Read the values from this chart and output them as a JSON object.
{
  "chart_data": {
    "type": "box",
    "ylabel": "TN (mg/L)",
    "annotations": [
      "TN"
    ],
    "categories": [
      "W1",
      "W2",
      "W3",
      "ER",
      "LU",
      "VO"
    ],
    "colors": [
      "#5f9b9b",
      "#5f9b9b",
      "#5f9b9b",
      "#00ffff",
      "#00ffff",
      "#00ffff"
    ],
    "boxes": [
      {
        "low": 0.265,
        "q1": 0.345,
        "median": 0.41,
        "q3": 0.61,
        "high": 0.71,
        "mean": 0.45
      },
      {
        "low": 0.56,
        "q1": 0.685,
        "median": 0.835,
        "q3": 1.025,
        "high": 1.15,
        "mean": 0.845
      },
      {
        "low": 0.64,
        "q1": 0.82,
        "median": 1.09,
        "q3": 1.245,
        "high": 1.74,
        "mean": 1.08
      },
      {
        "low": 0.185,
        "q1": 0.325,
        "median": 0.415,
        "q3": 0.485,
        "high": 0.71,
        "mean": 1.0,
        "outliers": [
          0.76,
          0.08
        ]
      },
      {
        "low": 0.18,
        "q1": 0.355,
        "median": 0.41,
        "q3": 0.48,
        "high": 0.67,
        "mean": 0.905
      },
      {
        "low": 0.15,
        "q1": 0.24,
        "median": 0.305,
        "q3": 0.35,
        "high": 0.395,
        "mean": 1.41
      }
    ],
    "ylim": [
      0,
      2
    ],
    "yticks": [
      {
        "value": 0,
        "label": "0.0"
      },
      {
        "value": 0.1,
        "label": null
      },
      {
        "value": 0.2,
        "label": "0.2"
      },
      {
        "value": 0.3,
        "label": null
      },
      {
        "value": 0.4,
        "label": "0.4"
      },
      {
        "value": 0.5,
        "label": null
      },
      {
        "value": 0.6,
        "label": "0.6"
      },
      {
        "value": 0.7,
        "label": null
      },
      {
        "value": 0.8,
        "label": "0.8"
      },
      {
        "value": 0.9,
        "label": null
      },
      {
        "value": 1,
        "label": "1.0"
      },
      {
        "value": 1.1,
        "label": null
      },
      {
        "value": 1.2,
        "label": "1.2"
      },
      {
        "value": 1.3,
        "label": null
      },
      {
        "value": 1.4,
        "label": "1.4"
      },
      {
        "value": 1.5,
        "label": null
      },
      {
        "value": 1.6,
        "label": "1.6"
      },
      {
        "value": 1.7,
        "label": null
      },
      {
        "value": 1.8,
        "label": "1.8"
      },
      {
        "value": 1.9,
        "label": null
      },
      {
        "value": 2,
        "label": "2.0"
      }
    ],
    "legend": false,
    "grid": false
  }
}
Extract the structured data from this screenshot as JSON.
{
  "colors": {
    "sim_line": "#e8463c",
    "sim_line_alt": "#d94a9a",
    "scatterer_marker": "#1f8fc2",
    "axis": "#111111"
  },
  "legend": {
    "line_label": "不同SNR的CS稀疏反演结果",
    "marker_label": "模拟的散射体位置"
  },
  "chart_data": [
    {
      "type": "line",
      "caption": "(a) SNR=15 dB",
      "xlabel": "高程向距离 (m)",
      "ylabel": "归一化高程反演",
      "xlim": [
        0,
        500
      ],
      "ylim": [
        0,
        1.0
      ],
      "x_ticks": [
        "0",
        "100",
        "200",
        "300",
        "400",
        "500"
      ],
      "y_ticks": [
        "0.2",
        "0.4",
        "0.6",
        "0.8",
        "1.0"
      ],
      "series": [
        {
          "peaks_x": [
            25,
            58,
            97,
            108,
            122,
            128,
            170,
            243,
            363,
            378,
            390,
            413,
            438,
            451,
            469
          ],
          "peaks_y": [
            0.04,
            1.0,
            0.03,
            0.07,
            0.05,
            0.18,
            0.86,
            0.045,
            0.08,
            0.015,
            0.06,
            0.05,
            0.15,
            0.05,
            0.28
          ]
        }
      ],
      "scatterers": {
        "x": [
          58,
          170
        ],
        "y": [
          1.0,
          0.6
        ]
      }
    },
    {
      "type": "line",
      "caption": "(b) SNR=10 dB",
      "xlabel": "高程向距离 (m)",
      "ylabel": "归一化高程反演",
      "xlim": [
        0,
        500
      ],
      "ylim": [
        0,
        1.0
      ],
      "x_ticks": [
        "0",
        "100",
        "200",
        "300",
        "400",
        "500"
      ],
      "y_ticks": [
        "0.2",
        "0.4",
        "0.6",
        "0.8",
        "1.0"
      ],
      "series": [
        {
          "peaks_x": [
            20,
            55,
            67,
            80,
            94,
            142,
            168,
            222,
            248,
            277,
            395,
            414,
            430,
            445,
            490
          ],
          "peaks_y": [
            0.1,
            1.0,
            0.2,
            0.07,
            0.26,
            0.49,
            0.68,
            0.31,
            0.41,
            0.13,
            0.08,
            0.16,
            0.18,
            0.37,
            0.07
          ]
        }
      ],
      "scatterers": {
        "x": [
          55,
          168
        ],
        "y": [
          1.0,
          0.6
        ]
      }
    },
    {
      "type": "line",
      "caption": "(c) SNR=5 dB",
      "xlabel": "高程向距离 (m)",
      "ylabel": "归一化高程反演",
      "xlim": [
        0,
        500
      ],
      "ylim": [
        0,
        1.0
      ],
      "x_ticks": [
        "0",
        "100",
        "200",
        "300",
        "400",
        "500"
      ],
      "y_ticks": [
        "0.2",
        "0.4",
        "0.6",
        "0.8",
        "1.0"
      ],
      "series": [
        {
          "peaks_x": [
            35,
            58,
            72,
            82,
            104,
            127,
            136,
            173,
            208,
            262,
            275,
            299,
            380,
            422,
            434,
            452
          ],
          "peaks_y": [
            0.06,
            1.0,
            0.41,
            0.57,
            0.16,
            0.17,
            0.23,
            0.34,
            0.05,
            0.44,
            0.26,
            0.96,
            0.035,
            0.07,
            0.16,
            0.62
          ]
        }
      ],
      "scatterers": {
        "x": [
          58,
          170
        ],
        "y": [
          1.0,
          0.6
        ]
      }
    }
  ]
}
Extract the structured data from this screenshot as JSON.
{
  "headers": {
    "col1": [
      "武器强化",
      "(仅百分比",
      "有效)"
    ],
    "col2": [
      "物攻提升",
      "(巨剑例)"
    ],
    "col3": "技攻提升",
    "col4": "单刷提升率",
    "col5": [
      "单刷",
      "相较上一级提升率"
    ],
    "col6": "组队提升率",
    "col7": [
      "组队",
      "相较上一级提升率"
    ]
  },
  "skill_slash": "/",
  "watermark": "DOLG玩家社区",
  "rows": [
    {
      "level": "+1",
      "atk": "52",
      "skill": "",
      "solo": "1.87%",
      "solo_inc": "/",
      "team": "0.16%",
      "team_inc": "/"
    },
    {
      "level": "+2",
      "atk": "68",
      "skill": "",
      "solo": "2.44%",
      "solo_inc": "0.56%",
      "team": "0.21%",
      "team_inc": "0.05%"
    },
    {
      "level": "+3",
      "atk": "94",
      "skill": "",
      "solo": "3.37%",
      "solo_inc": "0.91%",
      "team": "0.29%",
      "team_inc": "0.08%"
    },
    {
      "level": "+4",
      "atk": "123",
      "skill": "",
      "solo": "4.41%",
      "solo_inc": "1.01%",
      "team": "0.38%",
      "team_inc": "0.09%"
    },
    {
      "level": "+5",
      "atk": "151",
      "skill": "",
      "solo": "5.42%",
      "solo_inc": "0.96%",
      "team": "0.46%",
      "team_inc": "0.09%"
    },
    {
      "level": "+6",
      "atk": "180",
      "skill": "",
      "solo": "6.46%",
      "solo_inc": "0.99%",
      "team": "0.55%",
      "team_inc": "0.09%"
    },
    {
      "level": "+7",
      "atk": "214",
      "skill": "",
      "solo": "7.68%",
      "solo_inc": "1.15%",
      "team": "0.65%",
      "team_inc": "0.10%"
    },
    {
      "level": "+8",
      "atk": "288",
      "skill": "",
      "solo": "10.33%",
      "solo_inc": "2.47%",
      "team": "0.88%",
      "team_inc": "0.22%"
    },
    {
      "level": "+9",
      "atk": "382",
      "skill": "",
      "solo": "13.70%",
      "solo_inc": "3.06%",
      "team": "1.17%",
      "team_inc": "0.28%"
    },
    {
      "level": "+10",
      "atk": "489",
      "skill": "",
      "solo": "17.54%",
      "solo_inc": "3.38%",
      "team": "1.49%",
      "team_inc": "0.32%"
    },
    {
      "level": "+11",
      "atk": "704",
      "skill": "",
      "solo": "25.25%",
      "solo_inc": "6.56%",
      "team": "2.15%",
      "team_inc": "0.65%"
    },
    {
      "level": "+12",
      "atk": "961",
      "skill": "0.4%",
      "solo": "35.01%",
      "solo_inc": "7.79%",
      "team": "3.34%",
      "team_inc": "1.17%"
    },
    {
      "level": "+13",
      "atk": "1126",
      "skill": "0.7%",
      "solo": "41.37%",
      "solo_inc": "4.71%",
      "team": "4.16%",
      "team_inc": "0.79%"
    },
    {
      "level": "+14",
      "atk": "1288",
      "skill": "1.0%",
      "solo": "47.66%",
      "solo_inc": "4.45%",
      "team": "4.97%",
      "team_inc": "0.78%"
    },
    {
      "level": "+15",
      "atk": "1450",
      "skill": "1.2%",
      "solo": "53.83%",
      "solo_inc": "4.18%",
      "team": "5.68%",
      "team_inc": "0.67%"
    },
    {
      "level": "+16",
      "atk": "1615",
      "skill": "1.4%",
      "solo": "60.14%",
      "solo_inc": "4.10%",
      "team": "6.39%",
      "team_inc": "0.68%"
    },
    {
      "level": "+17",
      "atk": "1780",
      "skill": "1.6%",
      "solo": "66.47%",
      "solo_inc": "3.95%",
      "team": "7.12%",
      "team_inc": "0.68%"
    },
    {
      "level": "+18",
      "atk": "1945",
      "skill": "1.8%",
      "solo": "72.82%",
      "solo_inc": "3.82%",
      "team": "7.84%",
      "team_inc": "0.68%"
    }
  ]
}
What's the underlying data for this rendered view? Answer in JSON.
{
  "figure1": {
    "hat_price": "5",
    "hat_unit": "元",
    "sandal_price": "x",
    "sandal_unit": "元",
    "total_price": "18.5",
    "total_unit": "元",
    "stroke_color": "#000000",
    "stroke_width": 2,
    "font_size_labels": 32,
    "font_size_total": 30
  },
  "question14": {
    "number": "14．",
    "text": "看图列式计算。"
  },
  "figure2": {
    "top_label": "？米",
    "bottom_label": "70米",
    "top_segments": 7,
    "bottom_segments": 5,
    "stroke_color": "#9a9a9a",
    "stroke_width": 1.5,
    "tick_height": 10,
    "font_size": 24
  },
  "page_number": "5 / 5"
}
__________________________________________________
▶ What needs to be done:
Find the lines containing "JSON" and list every one of them.

▶ Solution to this exercise:
Read the values from this chart and output them as a JSON object.
Extract the structured data from this screenshot as JSON.
Extract the structured data from this screenshot as JSON.
What's the underlying data for this rendered view? Answer in JSON.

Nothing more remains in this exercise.